* _Given task_:
Please transcribe the records precisely; pictures stay out of your copy.

* _Stored data_:
-*-*-
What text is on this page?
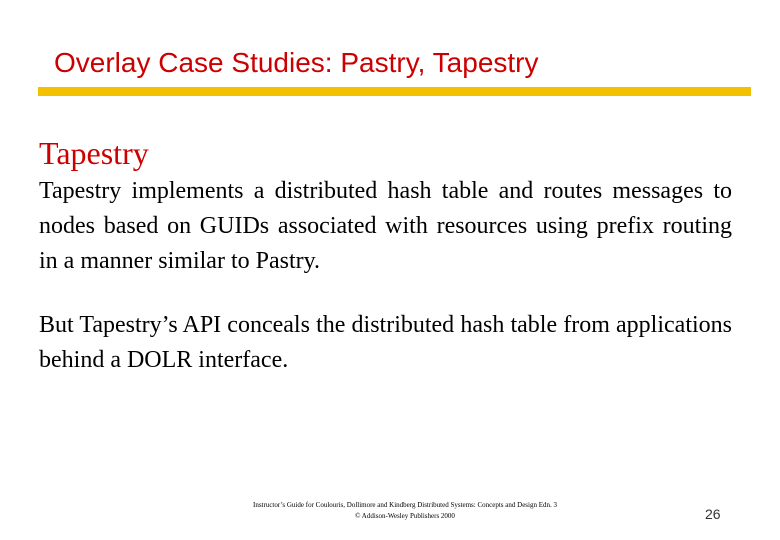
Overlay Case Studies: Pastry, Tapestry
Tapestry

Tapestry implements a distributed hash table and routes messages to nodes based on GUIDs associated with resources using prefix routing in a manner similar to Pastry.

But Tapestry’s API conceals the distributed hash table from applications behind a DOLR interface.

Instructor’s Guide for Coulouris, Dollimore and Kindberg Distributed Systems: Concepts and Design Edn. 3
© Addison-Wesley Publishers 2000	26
-*-*-
* _Reply_:
What text is on this page?
Overlay Case Studies: Pastry, Tapestry
Tapestry

Tapestry implements a distributed hash table and routes messages to nodes based on GUIDs associated with resources using prefix routing in a manner similar to Pastry.

But Tapestry’s API conceals the distributed hash table from applications behind a DOLR interface.

Instructor’s Guide for Coulouris, Dollimore and Kindberg Distributed Systems: Concepts and Design Edn. 3
© Addison-Wesley Publishers 2000	26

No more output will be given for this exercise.